| TASK OBJECTIVE |
Find every line of the listing below where "legend" appears, and copy it.

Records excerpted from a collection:
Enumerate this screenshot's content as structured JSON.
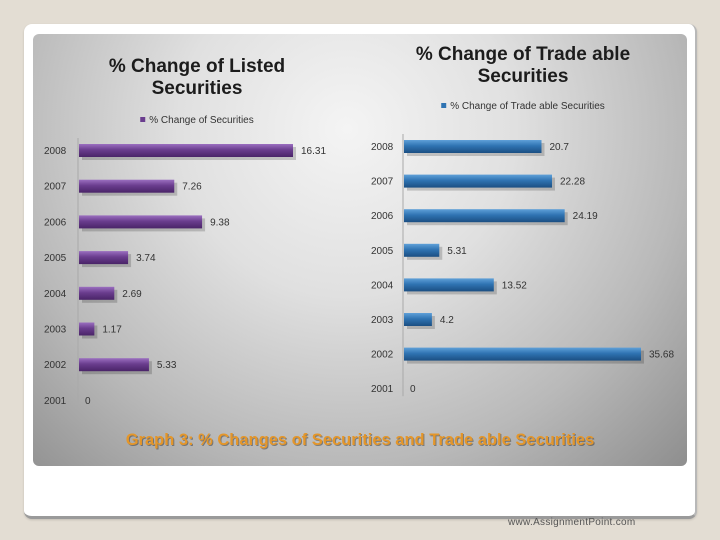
{
  "chart_data": [
    {
      "type": "bar",
      "orientation": "horizontal",
      "title": "% Change of Listed Securities",
      "title_lines": [
        "% Change of Listed",
        "Securities"
      ],
      "legend": "% Change of Securities",
      "categories": [
        "2008",
        "2007",
        "2006",
        "2005",
        "2004",
        "2003",
        "2002",
        "2001"
      ],
      "values": [
        16.31,
        7.26,
        9.38,
        3.74,
        2.69,
        1.17,
        5.33,
        0
      ],
      "value_labels": [
        "16.31",
        "7.26",
        "9.38",
        "3.74",
        "2.69",
        "1.17",
        "5.33",
        "0"
      ],
      "xlim": [
        0,
        18
      ],
      "color": "#6a3d8e"
    },
    {
      "type": "bar",
      "orientation": "horizontal",
      "title": "% Change of Trade able Securities",
      "title_lines": [
        "% Change of Trade able",
        "Securities"
      ],
      "legend": "% Change of Trade able Securities",
      "categories": [
        "2008",
        "2007",
        "2006",
        "2005",
        "2004",
        "2003",
        "2002",
        "2001"
      ],
      "values": [
        20.7,
        22.28,
        24.19,
        5.31,
        13.52,
        4.2,
        35.68,
        0
      ],
      "value_labels": [
        "20.7",
        "22.28",
        "24.19",
        "5.31",
        "13.52",
        "4.2",
        "35.68",
        "0"
      ],
      "xlim": [
        0,
        37
      ],
      "color": "#2f73b2"
    }
  ],
  "caption": "Graph 3: % Changes of Securities and Trade able Securities",
  "footer": "www.AssignmentPoint.com"
}
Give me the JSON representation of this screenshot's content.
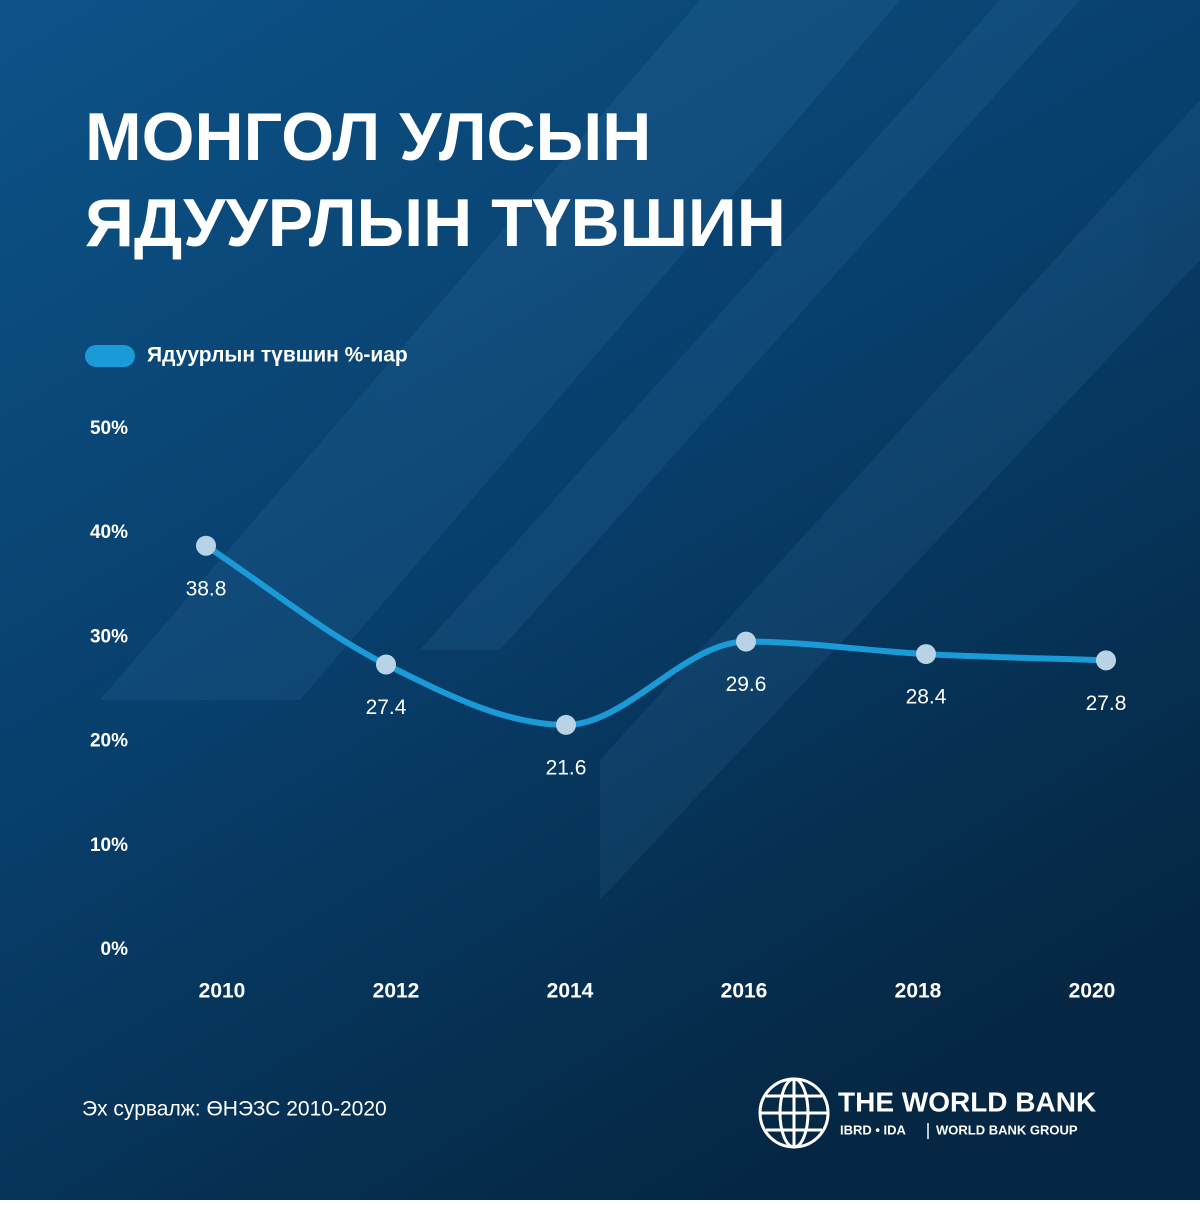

| SOLVED PROBLEM |
      "legend": "% Change of Securities",
      "legend": "% Change of Trade able Securities",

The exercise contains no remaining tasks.